## begin

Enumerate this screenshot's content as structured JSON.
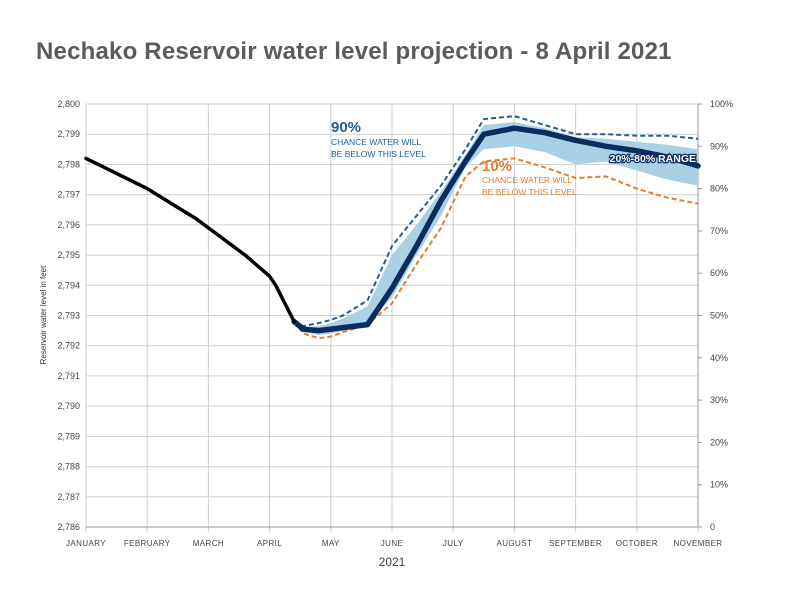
{
  "title": "Nechako Reservoir water level projection - 8 April 2021",
  "chart_data": {
    "type": "line",
    "title": "Nechako Reservoir water level projection - 8 April 2021",
    "xlabel": "2021",
    "ylabel": "Reservoir water level in feet",
    "ylim": [
      2786,
      2800
    ],
    "y_ticks": [
      "2,800",
      "2,799",
      "2,798",
      "2,797",
      "2,796",
      "2,795",
      "2,794",
      "2,793",
      "2,792",
      "2,791",
      "2,790",
      "2,789",
      "2,788",
      "2,787",
      "2,786"
    ],
    "y2_ticks": [
      "100%",
      "90%",
      "80%",
      "70%",
      "60%",
      "50%",
      "40%",
      "30%",
      "20%",
      "10%",
      "0"
    ],
    "months": [
      "JANUARY",
      "FEBRUARY",
      "MARCH",
      "APRIL",
      "MAY",
      "JUNE",
      "JULY",
      "AUGUST",
      "SEPTEMBER",
      "OCTOBER",
      "NOVEMBER"
    ],
    "grid": true,
    "colors": {
      "observed": "#000000",
      "median": "#0a2d5e",
      "p90": "#1f5f96",
      "p10": "#e57c33",
      "band": "#a8d1e6"
    },
    "series": [
      {
        "name": "observed",
        "x": [
          0.0,
          0.3,
          0.6,
          1.0,
          1.4,
          1.8,
          2.2,
          2.6,
          3.0,
          3.1,
          3.25,
          3.4
        ],
        "values": [
          2798.2,
          2797.9,
          2797.6,
          2797.2,
          2796.7,
          2796.2,
          2795.6,
          2795.0,
          2794.3,
          2794.0,
          2793.4,
          2792.8
        ]
      },
      {
        "name": "median",
        "x": [
          3.4,
          3.55,
          3.8,
          4.0,
          4.2,
          4.6,
          5.0,
          5.4,
          5.8,
          6.2,
          6.5,
          7.0,
          7.5,
          8.0,
          8.5,
          9.0,
          9.5,
          10.0
        ],
        "values": [
          2792.8,
          2792.55,
          2792.5,
          2792.55,
          2792.6,
          2792.7,
          2793.9,
          2795.3,
          2796.8,
          2798.1,
          2799.0,
          2799.2,
          2799.05,
          2798.8,
          2798.6,
          2798.45,
          2798.25,
          2797.95
        ]
      },
      {
        "name": "90%",
        "x": [
          3.4,
          3.55,
          3.8,
          4.0,
          4.2,
          4.6,
          5.0,
          5.4,
          5.8,
          6.2,
          6.5,
          7.0,
          7.5,
          8.0,
          8.5,
          9.0,
          9.5,
          10.0
        ],
        "values": [
          2792.8,
          2792.65,
          2792.75,
          2792.85,
          2793.0,
          2793.5,
          2795.3,
          2796.3,
          2797.3,
          2798.5,
          2799.5,
          2799.6,
          2799.3,
          2799.0,
          2799.0,
          2798.95,
          2798.95,
          2798.85
        ]
      },
      {
        "name": "10%",
        "x": [
          3.4,
          3.55,
          3.8,
          4.0,
          4.2,
          4.6,
          5.0,
          5.4,
          5.8,
          6.2,
          6.5,
          7.0,
          7.5,
          8.0,
          8.5,
          9.0,
          9.5,
          10.0
        ],
        "values": [
          2792.8,
          2792.4,
          2792.25,
          2792.3,
          2792.45,
          2792.7,
          2793.4,
          2794.7,
          2795.9,
          2797.6,
          2798.1,
          2798.2,
          2797.9,
          2797.55,
          2797.6,
          2797.2,
          2796.9,
          2796.7
        ]
      },
      {
        "name": "20%-80%",
        "x": [
          3.4,
          3.55,
          3.8,
          4.0,
          4.2,
          4.6,
          5.0,
          5.4,
          5.8,
          6.2,
          6.5,
          7.0,
          7.5,
          8.0,
          8.5,
          9.0,
          9.5,
          10.0
        ],
        "upper": [
          2792.8,
          2792.6,
          2792.65,
          2792.75,
          2792.9,
          2793.3,
          2795.0,
          2796.0,
          2797.1,
          2798.3,
          2799.3,
          2799.4,
          2799.2,
          2798.9,
          2798.85,
          2798.75,
          2798.65,
          2798.5
        ],
        "lower": [
          2792.8,
          2792.45,
          2792.35,
          2792.4,
          2792.5,
          2792.75,
          2793.6,
          2795.0,
          2796.3,
          2797.9,
          2798.5,
          2798.6,
          2798.4,
          2798.0,
          2798.1,
          2797.8,
          2797.5,
          2797.3
        ]
      }
    ],
    "annotations": {
      "p90_big": "90%",
      "p90_text": [
        "CHANCE WATER WILL",
        "BE BELOW THIS LEVEL"
      ],
      "p10_big": "10%",
      "p10_text": [
        "CHANCE WATER WILL",
        "BE BELOW THIS LEVEL"
      ],
      "range": "20%-80% RANGE"
    }
  }
}
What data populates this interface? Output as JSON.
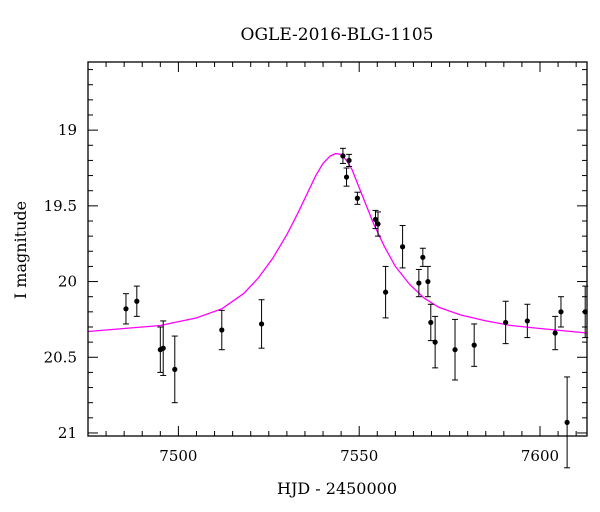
{
  "chart_data": {
    "type": "scatter",
    "title": "OGLE-2016-BLG-1105",
    "xlabel": "HJD - 2450000",
    "ylabel": "I magnitude",
    "xlim": [
      7475,
      7613
    ],
    "ylim": [
      21.02,
      18.55
    ],
    "y_inverted": true,
    "grid": false,
    "x_ticks": [
      7500,
      7550,
      7600
    ],
    "x_tick_labels": [
      "7500",
      "7550",
      "7600"
    ],
    "y_ticks": [
      19,
      19.5,
      20,
      20.5,
      21
    ],
    "y_tick_labels": [
      "19",
      "19.5",
      "20",
      "20.5",
      "21"
    ],
    "x_minor_step": 5,
    "y_minor_step": 0.1,
    "points": [
      {
        "x": 7485.5,
        "y": 20.18,
        "err": 0.1
      },
      {
        "x": 7488.5,
        "y": 20.13,
        "err": 0.1
      },
      {
        "x": 7495.0,
        "y": 20.45,
        "err": 0.15
      },
      {
        "x": 7495.8,
        "y": 20.44,
        "err": 0.18
      },
      {
        "x": 7499.0,
        "y": 20.58,
        "err": 0.22
      },
      {
        "x": 7512.0,
        "y": 20.32,
        "err": 0.13
      },
      {
        "x": 7523.0,
        "y": 20.28,
        "err": 0.16
      },
      {
        "x": 7545.5,
        "y": 19.17,
        "err": 0.05
      },
      {
        "x": 7546.5,
        "y": 19.31,
        "err": 0.06
      },
      {
        "x": 7547.2,
        "y": 19.2,
        "err": 0.04
      },
      {
        "x": 7549.5,
        "y": 19.45,
        "err": 0.04
      },
      {
        "x": 7554.5,
        "y": 19.59,
        "err": 0.06
      },
      {
        "x": 7555.2,
        "y": 19.62,
        "err": 0.08
      },
      {
        "x": 7557.3,
        "y": 20.07,
        "err": 0.17
      },
      {
        "x": 7562.0,
        "y": 19.77,
        "err": 0.14
      },
      {
        "x": 7566.5,
        "y": 20.01,
        "err": 0.09
      },
      {
        "x": 7567.6,
        "y": 19.84,
        "err": 0.06
      },
      {
        "x": 7569.0,
        "y": 20.0,
        "err": 0.1
      },
      {
        "x": 7569.8,
        "y": 20.27,
        "err": 0.12
      },
      {
        "x": 7571.0,
        "y": 20.4,
        "err": 0.17
      },
      {
        "x": 7576.5,
        "y": 20.45,
        "err": 0.2
      },
      {
        "x": 7581.8,
        "y": 20.42,
        "err": 0.14
      },
      {
        "x": 7590.5,
        "y": 20.27,
        "err": 0.14
      },
      {
        "x": 7596.5,
        "y": 20.26,
        "err": 0.11
      },
      {
        "x": 7604.2,
        "y": 20.34,
        "err": 0.11
      },
      {
        "x": 7605.8,
        "y": 20.2,
        "err": 0.1
      },
      {
        "x": 7607.5,
        "y": 20.93,
        "err": 0.3
      },
      {
        "x": 7612.5,
        "y": 20.2,
        "err": 0.17
      }
    ],
    "model": {
      "type": "line",
      "color": "#ff00ff",
      "x": [
        7475,
        7485,
        7495,
        7505,
        7512,
        7518,
        7522,
        7526,
        7530,
        7533,
        7536,
        7538,
        7540,
        7542,
        7543.5,
        7545,
        7546.5,
        7548,
        7550,
        7552,
        7554,
        7557,
        7560,
        7564,
        7568,
        7572,
        7578,
        7585,
        7592,
        7600,
        7613
      ],
      "y": [
        20.33,
        20.31,
        20.29,
        20.24,
        20.18,
        20.08,
        19.98,
        19.85,
        19.69,
        19.55,
        19.4,
        19.3,
        19.22,
        19.17,
        19.155,
        19.16,
        19.2,
        19.26,
        19.38,
        19.5,
        19.62,
        19.77,
        19.9,
        20.02,
        20.11,
        20.17,
        20.22,
        20.26,
        20.29,
        20.31,
        20.34
      ]
    }
  }
}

## end

→ GIVEN EXERCISE: Search the preceding listing for the word "JSON" and pull out every line that holds it.

→ FULL ANSWER:
Enumerate this screenshot's content as structured JSON.
What data populates this interface? Output as JSON.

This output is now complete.